> Selected extract:
--- Start ---

Thanks Nitin, LGTM overall.

The REUSEPORT thing suggests that the usage of this helper from XDP
layer may lead to a different socket being selected vs. the equivalent
call at TC hook, or other places where the selection may occur. This
could be a bit counter-intuitive.

One thought I had to work around this was to introduce a flag,
something like BPF_F_FIND_REUSEPORT_SK_BY_HASH. This flag would
effectively communicate in the API that the bpf_sk_lookup_xxx()
functions will only select a REUSEPORT socket based on the hash and
not by, for example BPF_PROG_TYPE_SK_REUSEPORT programs. The absence
of the flag would support finding REUSEPORT sockets by other
mechanisms (which would be allowed for now from TC hooks but would be
disallowed from XDP, since there's no specific plan to support this).
Daniel Borkmann Oct. 18, 2018, 9:20 p.m. UTC | #2
On 10/18/2018 11:06 PM, Joe Stringer wrote:
> On Thu, 18 Oct 2018 at 11:54, Nitin Hande <nitin.hande@gmail.com> wrote:
[...]
>> Open Issue
>> * The underlying code relies on presence of an skb to find out the
>> right sk for the case of REUSEPORT socket option. Since there is
>> no skb available at XDP hookpoint, the helper function will return
>> the first available sk based off the 5 tuple hash. If the desire
>> is to return a particular sk matching reuseport_cb function, please
>> suggest way to tackle it, which can be addressed in a future commit.

>> Signed-off-by: Nitin Hande <Nitin.Hande@gmail.com>
> 
> Thanks Nitin, LGTM overall.
> 
> The REUSEPORT thing suggests that the usage of this helper from XDP
> layer may lead to a different socket being selected vs. the equivalent
> call at TC hook, or other places where the selection may occur. This
> could be a bit counter-intuitive.
> 
> One thought I had to work around this was to introduce a flag,
> something like BPF_F_FIND_REUSEPORT_SK_BY_HASH. This flag would
> effectively communicate in the API that the bpf_sk_lookup_xxx()
> functions will only select a REUSEPORT socket based on the hash and
> not by, for example BPF_PROG_TYPE_SK_REUSEPORT programs. The absence
> of the flag would support finding REUSEPORT sockets by other
> mechanisms (which would be allowed for now from TC hooks but would be
> disallowed from XDP, since there's no specific plan to support this).

Hmm, given skb is NULL here the only way to lookup the socket in such
scenario is based on hash, that is, inet_ehashfn() / inet6_ehashfn(),
perhaps alternative is to pass this hash in from XDP itself to the
helper so it could be custom selector. Do you have a specific use case
on this for XDP (just curious)?

Thanks,
Daniel
Nitin Hande Oct. 18, 2018, 11:32 p.m. UTC | #3
On Thu, 18 Oct 2018 23:20:17 +0200
Daniel Borkmann <daniel@iogearbox.net> wrote:

> On 10/18/2018 11:06 PM, Joe Stringer wrote:
> > On Thu, 18 Oct 2018 at 11:54, Nitin Hande <nitin.hande@gmail.com> wrote:  
> [...]
> >> Open Issue
> >> * The underlying code relies on presence of an skb to find out the
> >> right sk for the case of REUSEPORT socket option. Since there is
> >> no skb available at XDP hookpoint, the helper function will return
> >> the first available sk based off the 5 tuple hash. If the desire
> >> is to return a particular sk matching reuseport_cb function, please
> >> suggest way to tackle it, which can be addressed in a future commit.

--- End ---

> Data block:
--- Start ---

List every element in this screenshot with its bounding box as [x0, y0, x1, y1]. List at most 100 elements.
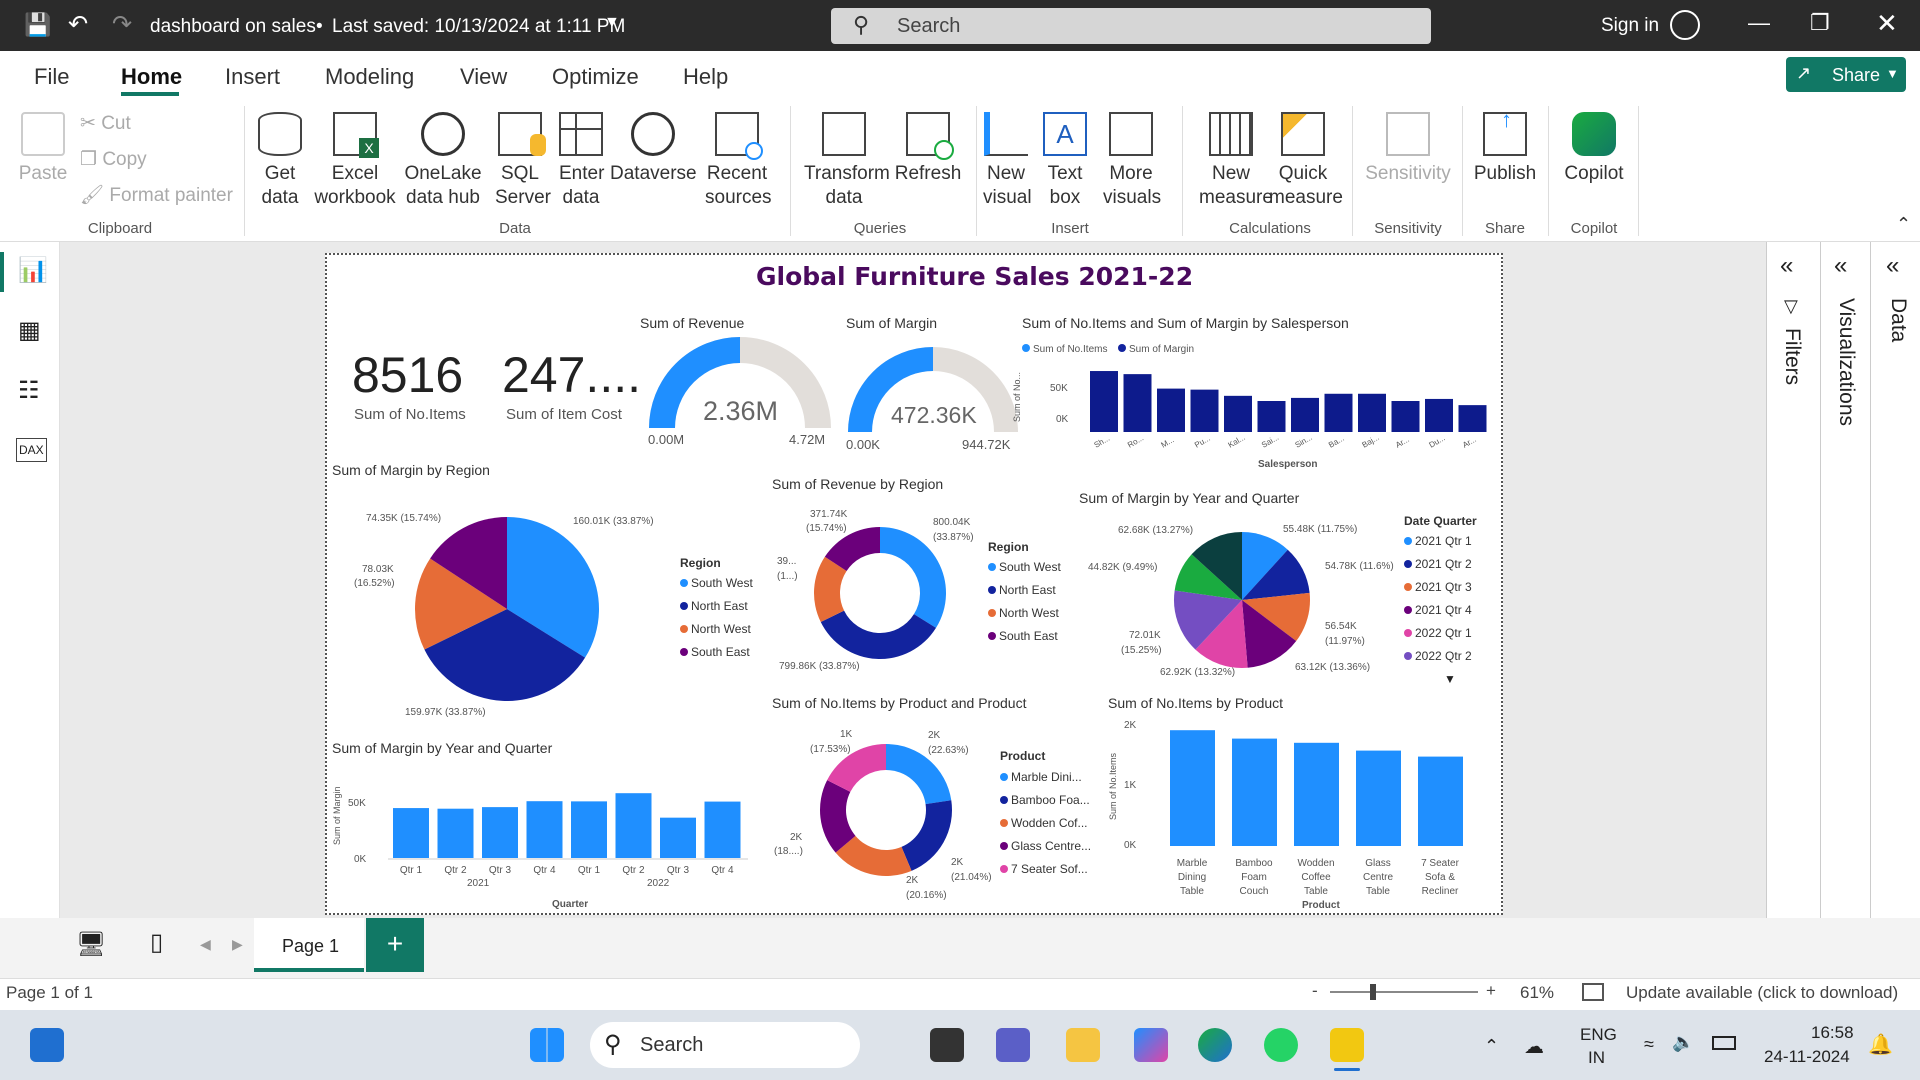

--- End ---

> Exercise brief: Continue the mailing list thread above about the XDP socket lookup helper and REUSEPORT sockets, starting right after its last line.

> Written response:
> 
> >> Signed-off-by: Nitin Hande <Nitin.Hande@gmail.com>  
> > 
> > Thanks Nitin, LGTM overall.
> > 
> > The REUSEPORT thing suggests that the usage of this helper from XDP
> > layer may lead to a different socket being selected vs. the equivalent
> > call at TC hook, or other places where the selection may occur. This
> > could be a bit counter-intuitive.
> > 
> > One thought I had to work around this was to introduce a flag,
> > something like BPF_F_FIND_REUSEPORT_SK_BY_HASH. This flag would
> > effectively communicate in the API that the bpf_sk_lookup_xxx()
> > functions will only select a REUSEPORT socket based on the hash and
> > not by, for example BPF_PROG_TYPE_SK_REUSEPORT programs. The absence
> > of the flag would support finding REUSEPORT sockets by other
> > mechanisms (which would be allowed for now from TC hooks but would be
> > disallowed from XDP, since there's no specific plan to support this). 

Thanks Joe for the quick response.This certainly looks feasible. With the
flag, both tc and XDP hookpoints will be consistent in their approach.
 
> 
> Hmm, given skb is NULL here the only way to lookup the socket in such
> scenario is based on hash, that is, inet_ehashfn() / inet6_ehashfn(),
> perhaps alternative is to pass this hash in from XDP itself to the
> helper so it could be custom selector.

Interesting, and this will be an additional helper or done within this
sk_lookup() helper ?

 Do you have a specific use case
> on this for XDP (just curious)?

Yes, this is for a dual-stack solution. The XDP program functions as a
demux, if there is a receiver the packet will be ingressed on Linux
networking stack, else it enters the other stack path.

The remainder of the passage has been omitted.